Given request:
Reproduce all entries verbatim, with nothing added or dropped.

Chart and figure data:

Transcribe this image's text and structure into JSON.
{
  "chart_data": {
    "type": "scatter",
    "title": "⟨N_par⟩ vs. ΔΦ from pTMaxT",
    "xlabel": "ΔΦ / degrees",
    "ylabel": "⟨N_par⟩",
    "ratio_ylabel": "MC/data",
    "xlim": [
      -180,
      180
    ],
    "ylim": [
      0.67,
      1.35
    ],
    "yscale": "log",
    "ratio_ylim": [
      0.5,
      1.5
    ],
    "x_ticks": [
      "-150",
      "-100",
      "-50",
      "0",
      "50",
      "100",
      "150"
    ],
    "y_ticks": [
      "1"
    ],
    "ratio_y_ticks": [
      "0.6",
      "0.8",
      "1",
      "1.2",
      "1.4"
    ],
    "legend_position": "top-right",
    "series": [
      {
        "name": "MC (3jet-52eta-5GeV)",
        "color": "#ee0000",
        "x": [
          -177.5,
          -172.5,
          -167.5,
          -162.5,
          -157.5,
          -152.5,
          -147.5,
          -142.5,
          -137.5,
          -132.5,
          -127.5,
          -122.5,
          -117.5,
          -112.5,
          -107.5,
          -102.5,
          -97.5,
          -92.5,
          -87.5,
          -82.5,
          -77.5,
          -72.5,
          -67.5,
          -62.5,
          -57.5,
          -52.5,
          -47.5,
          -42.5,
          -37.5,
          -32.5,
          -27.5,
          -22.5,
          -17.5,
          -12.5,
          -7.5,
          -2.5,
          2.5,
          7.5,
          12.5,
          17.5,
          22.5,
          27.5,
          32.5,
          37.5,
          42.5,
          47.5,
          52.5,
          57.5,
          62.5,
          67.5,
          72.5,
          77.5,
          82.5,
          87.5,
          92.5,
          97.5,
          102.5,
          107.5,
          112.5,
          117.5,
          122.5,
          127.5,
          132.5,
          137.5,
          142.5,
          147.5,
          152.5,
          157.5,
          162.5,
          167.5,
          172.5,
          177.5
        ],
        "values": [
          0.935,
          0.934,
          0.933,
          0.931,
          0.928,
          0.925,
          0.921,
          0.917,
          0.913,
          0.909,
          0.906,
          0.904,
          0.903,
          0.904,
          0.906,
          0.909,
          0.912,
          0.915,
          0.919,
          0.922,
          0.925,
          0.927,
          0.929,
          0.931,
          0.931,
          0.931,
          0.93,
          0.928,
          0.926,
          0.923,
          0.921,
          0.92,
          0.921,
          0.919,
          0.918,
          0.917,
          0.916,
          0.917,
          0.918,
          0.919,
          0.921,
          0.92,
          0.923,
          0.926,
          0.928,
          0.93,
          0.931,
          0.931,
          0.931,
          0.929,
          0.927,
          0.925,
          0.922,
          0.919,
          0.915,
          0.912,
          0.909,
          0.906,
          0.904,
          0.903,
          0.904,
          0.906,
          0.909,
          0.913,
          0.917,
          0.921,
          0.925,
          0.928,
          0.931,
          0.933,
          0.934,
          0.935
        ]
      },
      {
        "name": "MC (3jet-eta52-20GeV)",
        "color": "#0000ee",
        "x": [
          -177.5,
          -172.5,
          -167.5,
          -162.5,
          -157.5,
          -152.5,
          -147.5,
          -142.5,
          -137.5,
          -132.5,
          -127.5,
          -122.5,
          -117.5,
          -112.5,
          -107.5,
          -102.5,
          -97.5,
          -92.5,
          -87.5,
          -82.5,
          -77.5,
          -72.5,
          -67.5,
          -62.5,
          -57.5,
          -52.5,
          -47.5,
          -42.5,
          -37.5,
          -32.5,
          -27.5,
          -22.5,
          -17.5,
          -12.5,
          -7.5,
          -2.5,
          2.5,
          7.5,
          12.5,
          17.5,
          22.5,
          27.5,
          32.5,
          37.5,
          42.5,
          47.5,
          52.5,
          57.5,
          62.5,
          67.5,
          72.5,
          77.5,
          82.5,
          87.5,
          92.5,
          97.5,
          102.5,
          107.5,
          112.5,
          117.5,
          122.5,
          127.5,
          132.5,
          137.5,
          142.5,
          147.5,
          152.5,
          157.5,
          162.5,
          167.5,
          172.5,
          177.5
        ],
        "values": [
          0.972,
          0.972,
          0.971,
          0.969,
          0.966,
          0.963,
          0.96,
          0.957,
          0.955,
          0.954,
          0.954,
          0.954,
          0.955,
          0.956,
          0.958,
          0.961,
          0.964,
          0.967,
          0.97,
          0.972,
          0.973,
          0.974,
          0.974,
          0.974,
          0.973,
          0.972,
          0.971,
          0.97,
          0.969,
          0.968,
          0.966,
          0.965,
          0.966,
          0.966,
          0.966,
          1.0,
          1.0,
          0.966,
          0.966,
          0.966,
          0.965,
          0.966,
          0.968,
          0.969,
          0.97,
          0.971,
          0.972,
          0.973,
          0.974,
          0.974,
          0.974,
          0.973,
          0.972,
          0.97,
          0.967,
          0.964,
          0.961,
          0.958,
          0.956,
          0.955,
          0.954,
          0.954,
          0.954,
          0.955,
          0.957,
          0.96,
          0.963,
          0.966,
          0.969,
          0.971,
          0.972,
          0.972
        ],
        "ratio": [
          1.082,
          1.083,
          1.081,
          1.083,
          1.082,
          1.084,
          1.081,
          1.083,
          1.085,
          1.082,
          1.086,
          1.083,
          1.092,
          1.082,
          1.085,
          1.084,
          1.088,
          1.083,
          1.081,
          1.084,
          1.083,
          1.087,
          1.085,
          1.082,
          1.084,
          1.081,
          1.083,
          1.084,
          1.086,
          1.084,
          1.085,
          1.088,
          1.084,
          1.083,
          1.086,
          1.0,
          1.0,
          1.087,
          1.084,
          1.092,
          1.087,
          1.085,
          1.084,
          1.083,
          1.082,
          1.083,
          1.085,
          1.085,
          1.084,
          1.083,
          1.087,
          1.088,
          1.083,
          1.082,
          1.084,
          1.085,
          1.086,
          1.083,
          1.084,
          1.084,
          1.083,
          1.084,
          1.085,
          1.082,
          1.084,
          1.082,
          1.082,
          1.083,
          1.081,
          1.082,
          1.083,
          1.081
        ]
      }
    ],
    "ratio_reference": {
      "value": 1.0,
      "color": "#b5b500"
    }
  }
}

Response below:
Transcribe this image's text and structure into JSON.
{
  "chart_data": {
    "type": "scatter",
    "title": "⟨N_par⟩ vs. ΔΦ from pTMaxT",
    "xlabel": "ΔΦ / degrees",
    "ylabel": "⟨N_par⟩",
    "ratio_ylabel": "MC/data",
    "xlim": [
      -180,
      180
    ],
    "ylim": [
      0.67,
      1.35
    ],
    "yscale": "log",
    "ratio_ylim": [
      0.5,
      1.5
    ],
    "x_ticks": [
      "-150",
      "-100",
      "-50",
      "0",
      "50",
      "100",
      "150"
    ],
    "y_ticks": [
      "1"
    ],
    "ratio_y_ticks": [
      "0.6",
      "0.8",
      "1",
      "1.2",
      "1.4"
    ],
    "legend_position": "top-right",
    "series": [
      {
        "name": "MC (3jet-52eta-5GeV)",
        "color": "#ee0000",
        "x": [
          -177.5,
          -172.5,
          -167.5,
          -162.5,
          -157.5,
          -152.5,
          -147.5,
          -142.5,
          -137.5,
          -132.5,
          -127.5,
          -122.5,
          -117.5,
          -112.5,
          -107.5,
          -102.5,
          -97.5,
          -92.5,
          -87.5,
          -82.5,
          -77.5,
          -72.5,
          -67.5,
          -62.5,
          -57.5,
          -52.5,
          -47.5,
          -42.5,
          -37.5,
          -32.5,
          -27.5,
          -22.5,
          -17.5,
          -12.5,
          -7.5,
          -2.5,
          2.5,
          7.5,
          12.5,
          17.5,
          22.5,
          27.5,
          32.5,
          37.5,
          42.5,
          47.5,
          52.5,
          57.5,
          62.5,
          67.5,
          72.5,
          77.5,
          82.5,
          87.5,
          92.5,
          97.5,
          102.5,
          107.5,
          112.5,
          117.5,
          122.5,
          127.5,
          132.5,
          137.5,
          142.5,
          147.5,
          152.5,
          157.5,
          162.5,
          167.5,
          172.5,
          177.5
        ],
        "values": [
          0.935,
          0.934,
          0.933,
          0.931,
          0.928,
          0.925,
          0.921,
          0.917,
          0.913,
          0.909,
          0.906,
          0.904,
          0.903,
          0.904,
          0.906,
          0.909,
          0.912,
          0.915,
          0.919,
          0.922,
          0.925,
          0.927,
          0.929,
          0.931,
          0.931,
          0.931,
          0.93,
          0.928,
          0.926,
          0.923,
          0.921,
          0.92,
          0.921,
          0.919,
          0.918,
          0.917,
          0.916,
          0.917,
          0.918,
          0.919,
          0.921,
          0.92,
          0.923,
          0.926,
          0.928,
          0.93,
          0.931,
          0.931,
          0.931,
          0.929,
          0.927,
          0.925,
          0.922,
          0.919,
          0.915,
          0.912,
          0.909,
          0.906,
          0.904,
          0.903,
          0.904,
          0.906,
          0.909,
          0.913,
          0.917,
          0.921,
          0.925,
          0.928,
          0.931,
          0.933,
          0.934,
          0.935
        ]
      },
      {
        "name": "MC (3jet-eta52-20GeV)",
        "color": "#0000ee",
        "x": [
          -177.5,
          -172.5,
          -167.5,
          -162.5,
          -157.5,
          -152.5,
          -147.5,
          -142.5,
          -137.5,
          -132.5,
          -127.5,
          -122.5,
          -117.5,
          -112.5,
          -107.5,
          -102.5,
          -97.5,
          -92.5,
          -87.5,
          -82.5,
          -77.5,
          -72.5,
          -67.5,
          -62.5,
          -57.5,
          -52.5,
          -47.5,
          -42.5,
          -37.5,
          -32.5,
          -27.5,
          -22.5,
          -17.5,
          -12.5,
          -7.5,
          -2.5,
          2.5,
          7.5,
          12.5,
          17.5,
          22.5,
          27.5,
          32.5,
          37.5,
          42.5,
          47.5,
          52.5,
          57.5,
          62.5,
          67.5,
          72.5,
          77.5,
          82.5,
          87.5,
          92.5,
          97.5,
          102.5,
          107.5,
          112.5,
          117.5,
          122.5,
          127.5,
          132.5,
          137.5,
          142.5,
          147.5,
          152.5,
          157.5,
          162.5,
          167.5,
          172.5,
          177.5
        ],
        "values": [
          0.972,
          0.972,
          0.971,
          0.969,
          0.966,
          0.963,
          0.96,
          0.957,
          0.955,
          0.954,
          0.954,
          0.954,
          0.955,
          0.956,
          0.958,
          0.961,
          0.964,
          0.967,
          0.97,
          0.972,
          0.973,
          0.974,
          0.974,
          0.974,
          0.973,
          0.972,
          0.971,
          0.97,
          0.969,
          0.968,
          0.966,
          0.965,
          0.966,
          0.966,
          0.966,
          1.0,
          1.0,
          0.966,
          0.966,
          0.966,
          0.965,
          0.966,
          0.968,
          0.969,
          0.97,
          0.971,
          0.972,
          0.973,
          0.974,
          0.974,
          0.974,
          0.973,
          0.972,
          0.97,
          0.967,
          0.964,
          0.961,
          0.958,
          0.956,
          0.955,
          0.954,
          0.954,
          0.954,
          0.955,
          0.957,
          0.96,
          0.963,
          0.966,
          0.969,
          0.971,
          0.972,
          0.972
        ],
        "ratio": [
          1.082,
          1.083,
          1.081,
          1.083,
          1.082,
          1.084,
          1.081,
          1.083,
          1.085,
          1.082,
          1.086,
          1.083,
          1.092,
          1.082,
          1.085,
          1.084,
          1.088,
          1.083,
          1.081,
          1.084,
          1.083,
          1.087,
          1.085,
          1.082,
          1.084,
          1.081,
          1.083,
          1.084,
          1.086,
          1.084,
          1.085,
          1.088,
          1.084,
          1.083,
          1.086,
          1.0,
          1.0,
          1.087,
          1.084,
          1.092,
          1.087,
          1.085,
          1.084,
          1.083,
          1.082,
          1.083,
          1.085,
          1.085,
          1.084,
          1.083,
          1.087,
          1.088,
          1.083,
          1.082,
          1.084,
          1.085,
          1.086,
          1.083,
          1.084,
          1.084,
          1.083,
          1.084,
          1.085,
          1.082,
          1.084,
          1.082,
          1.082,
          1.083,
          1.081,
          1.082,
          1.083,
          1.081
        ]
      }
    ],
    "ratio_reference": {
      "value": 1.0,
      "color": "#b5b500"
    }
  }
}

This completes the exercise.